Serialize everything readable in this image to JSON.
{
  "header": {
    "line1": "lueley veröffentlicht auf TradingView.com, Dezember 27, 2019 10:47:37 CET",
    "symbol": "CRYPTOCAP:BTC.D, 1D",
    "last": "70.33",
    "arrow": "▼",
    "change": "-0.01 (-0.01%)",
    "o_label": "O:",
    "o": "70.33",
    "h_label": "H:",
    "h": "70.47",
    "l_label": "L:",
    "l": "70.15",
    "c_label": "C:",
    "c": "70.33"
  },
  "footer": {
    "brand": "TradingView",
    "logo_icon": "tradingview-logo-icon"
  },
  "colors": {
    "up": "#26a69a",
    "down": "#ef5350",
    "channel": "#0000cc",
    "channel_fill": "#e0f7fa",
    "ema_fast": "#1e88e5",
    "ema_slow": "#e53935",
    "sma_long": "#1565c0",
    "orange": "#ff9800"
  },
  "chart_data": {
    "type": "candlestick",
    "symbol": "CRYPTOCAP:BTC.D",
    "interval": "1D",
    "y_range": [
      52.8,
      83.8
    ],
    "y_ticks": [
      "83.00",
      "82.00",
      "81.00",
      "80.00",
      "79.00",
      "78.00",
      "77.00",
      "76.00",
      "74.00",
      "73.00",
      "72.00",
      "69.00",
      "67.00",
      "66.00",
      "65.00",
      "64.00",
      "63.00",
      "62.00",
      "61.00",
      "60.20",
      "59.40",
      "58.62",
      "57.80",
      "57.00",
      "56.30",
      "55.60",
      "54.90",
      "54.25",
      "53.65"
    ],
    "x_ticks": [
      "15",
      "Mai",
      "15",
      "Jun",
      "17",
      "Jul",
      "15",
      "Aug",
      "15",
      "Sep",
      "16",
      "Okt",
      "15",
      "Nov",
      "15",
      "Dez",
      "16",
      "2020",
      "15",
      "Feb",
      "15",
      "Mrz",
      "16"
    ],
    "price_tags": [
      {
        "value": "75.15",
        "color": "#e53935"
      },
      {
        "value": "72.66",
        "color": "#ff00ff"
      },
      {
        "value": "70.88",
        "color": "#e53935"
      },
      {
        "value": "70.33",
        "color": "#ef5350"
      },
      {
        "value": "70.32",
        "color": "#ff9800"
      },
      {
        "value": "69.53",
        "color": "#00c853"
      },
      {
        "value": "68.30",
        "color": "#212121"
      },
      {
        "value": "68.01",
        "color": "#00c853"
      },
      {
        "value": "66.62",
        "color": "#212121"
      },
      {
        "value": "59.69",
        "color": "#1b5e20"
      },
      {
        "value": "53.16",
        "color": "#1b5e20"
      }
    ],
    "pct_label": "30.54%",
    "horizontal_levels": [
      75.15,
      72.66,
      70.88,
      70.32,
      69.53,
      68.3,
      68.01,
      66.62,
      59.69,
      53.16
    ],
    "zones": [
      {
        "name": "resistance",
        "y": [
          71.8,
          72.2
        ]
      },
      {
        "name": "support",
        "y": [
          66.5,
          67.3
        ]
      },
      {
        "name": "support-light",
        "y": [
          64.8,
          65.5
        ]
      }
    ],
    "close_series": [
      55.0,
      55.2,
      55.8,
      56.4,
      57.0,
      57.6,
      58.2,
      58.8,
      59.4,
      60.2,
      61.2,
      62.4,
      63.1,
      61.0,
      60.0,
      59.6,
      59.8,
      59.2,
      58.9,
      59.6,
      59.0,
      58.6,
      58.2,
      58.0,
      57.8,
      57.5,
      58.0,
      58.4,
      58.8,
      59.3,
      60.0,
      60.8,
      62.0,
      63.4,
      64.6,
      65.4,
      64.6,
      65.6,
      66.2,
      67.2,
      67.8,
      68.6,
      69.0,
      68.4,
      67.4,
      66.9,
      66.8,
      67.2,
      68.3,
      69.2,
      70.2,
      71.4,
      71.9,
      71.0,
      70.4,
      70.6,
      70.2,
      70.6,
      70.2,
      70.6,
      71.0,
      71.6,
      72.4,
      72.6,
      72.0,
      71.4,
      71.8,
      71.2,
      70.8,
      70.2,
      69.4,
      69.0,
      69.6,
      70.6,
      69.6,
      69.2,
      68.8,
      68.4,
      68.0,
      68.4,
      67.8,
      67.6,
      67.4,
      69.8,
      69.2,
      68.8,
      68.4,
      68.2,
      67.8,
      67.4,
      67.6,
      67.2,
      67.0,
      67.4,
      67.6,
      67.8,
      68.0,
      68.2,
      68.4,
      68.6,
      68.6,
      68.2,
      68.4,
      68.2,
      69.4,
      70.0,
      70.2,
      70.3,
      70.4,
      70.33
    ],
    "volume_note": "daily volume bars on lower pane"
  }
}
::::
TASK OBJECTIVE: Every entry must be retyped in full, exactly as given.

FINISHED EXERCISE:
Serialize everything readable in this image to JSON.
{
  "header": {
    "line1": "lueley veröffentlicht auf TradingView.com, Dezember 27, 2019 10:47:37 CET",
    "symbol": "CRYPTOCAP:BTC.D, 1D",
    "last": "70.33",
    "arrow": "▼",
    "change": "-0.01 (-0.01%)",
    "o_label": "O:",
    "o": "70.33",
    "h_label": "H:",
    "h": "70.47",
    "l_label": "L:",
    "l": "70.15",
    "c_label": "C:",
    "c": "70.33"
  },
  "footer": {
    "brand": "TradingView",
    "logo_icon": "tradingview-logo-icon"
  },
  "colors": {
    "up": "#26a69a",
    "down": "#ef5350",
    "channel": "#0000cc",
    "channel_fill": "#e0f7fa",
    "ema_fast": "#1e88e5",
    "ema_slow": "#e53935",
    "sma_long": "#1565c0",
    "orange": "#ff9800"
  },
  "chart_data": {
    "type": "candlestick",
    "symbol": "CRYPTOCAP:BTC.D",
    "interval": "1D",
    "y_range": [
      52.8,
      83.8
    ],
    "y_ticks": [
      "83.00",
      "82.00",
      "81.00",
      "80.00",
      "79.00",
      "78.00",
      "77.00",
      "76.00",
      "74.00",
      "73.00",
      "72.00",
      "69.00",
      "67.00",
      "66.00",
      "65.00",
      "64.00",
      "63.00",
      "62.00",
      "61.00",
      "60.20",
      "59.40",
      "58.62",
      "57.80",
      "57.00",
      "56.30",
      "55.60",
      "54.90",
      "54.25",
      "53.65"
    ],
    "x_ticks": [
      "15",
      "Mai",
      "15",
      "Jun",
      "17",
      "Jul",
      "15",
      "Aug",
      "15",
      "Sep",
      "16",
      "Okt",
      "15",
      "Nov",
      "15",
      "Dez",
      "16",
      "2020",
      "15",
      "Feb",
      "15",
      "Mrz",
      "16"
    ],
    "price_tags": [
      {
        "value": "75.15",
        "color": "#e53935"
      },
      {
        "value": "72.66",
        "color": "#ff00ff"
      },
      {
        "value": "70.88",
        "color": "#e53935"
      },
      {
        "value": "70.33",
        "color": "#ef5350"
      },
      {
        "value": "70.32",
        "color": "#ff9800"
      },
      {
        "value": "69.53",
        "color": "#00c853"
      },
      {
        "value": "68.30",
        "color": "#212121"
      },
      {
        "value": "68.01",
        "color": "#00c853"
      },
      {
        "value": "66.62",
        "color": "#212121"
      },
      {
        "value": "59.69",
        "color": "#1b5e20"
      },
      {
        "value": "53.16",
        "color": "#1b5e20"
      }
    ],
    "pct_label": "30.54%",
    "horizontal_levels": [
      75.15,
      72.66,
      70.88,
      70.32,
      69.53,
      68.3,
      68.01,
      66.62,
      59.69,
      53.16
    ],
    "zones": [
      {
        "name": "resistance",
        "y": [
          71.8,
          72.2
        ]
      },
      {
        "name": "support",
        "y": [
          66.5,
          67.3
        ]
      },
      {
        "name": "support-light",
        "y": [
          64.8,
          65.5
        ]
      }
    ],
    "close_series": [
      55.0,
      55.2,
      55.8,
      56.4,
      57.0,
      57.6,
      58.2,
      58.8,
      59.4,
      60.2,
      61.2,
      62.4,
      63.1,
      61.0,
      60.0,
      59.6,
      59.8,
      59.2,
      58.9,
      59.6,
      59.0,
      58.6,
      58.2,
      58.0,
      57.8,
      57.5,
      58.0,
      58.4,
      58.8,
      59.3,
      60.0,
      60.8,
      62.0,
      63.4,
      64.6,
      65.4,
      64.6,
      65.6,
      66.2,
      67.2,
      67.8,
      68.6,
      69.0,
      68.4,
      67.4,
      66.9,
      66.8,
      67.2,
      68.3,
      69.2,
      70.2,
      71.4,
      71.9,
      71.0,
      70.4,
      70.6,
      70.2,
      70.6,
      70.2,
      70.6,
      71.0,
      71.6,
      72.4,
      72.6,
      72.0,
      71.4,
      71.8,
      71.2,
      70.8,
      70.2,
      69.4,
      69.0,
      69.6,
      70.6,
      69.6,
      69.2,
      68.8,
      68.4,
      68.0,
      68.4,
      67.8,
      67.6,
      67.4,
      69.8,
      69.2,
      68.8,
      68.4,
      68.2,
      67.8,
      67.4,
      67.6,
      67.2,
      67.0,
      67.4,
      67.6,
      67.8,
      68.0,
      68.2,
      68.4,
      68.6,
      68.6,
      68.2,
      68.4,
      68.2,
      69.4,
      70.0,
      70.2,
      70.3,
      70.4,
      70.33
    ],
    "volume_note": "daily volume bars on lower pane"
  }
}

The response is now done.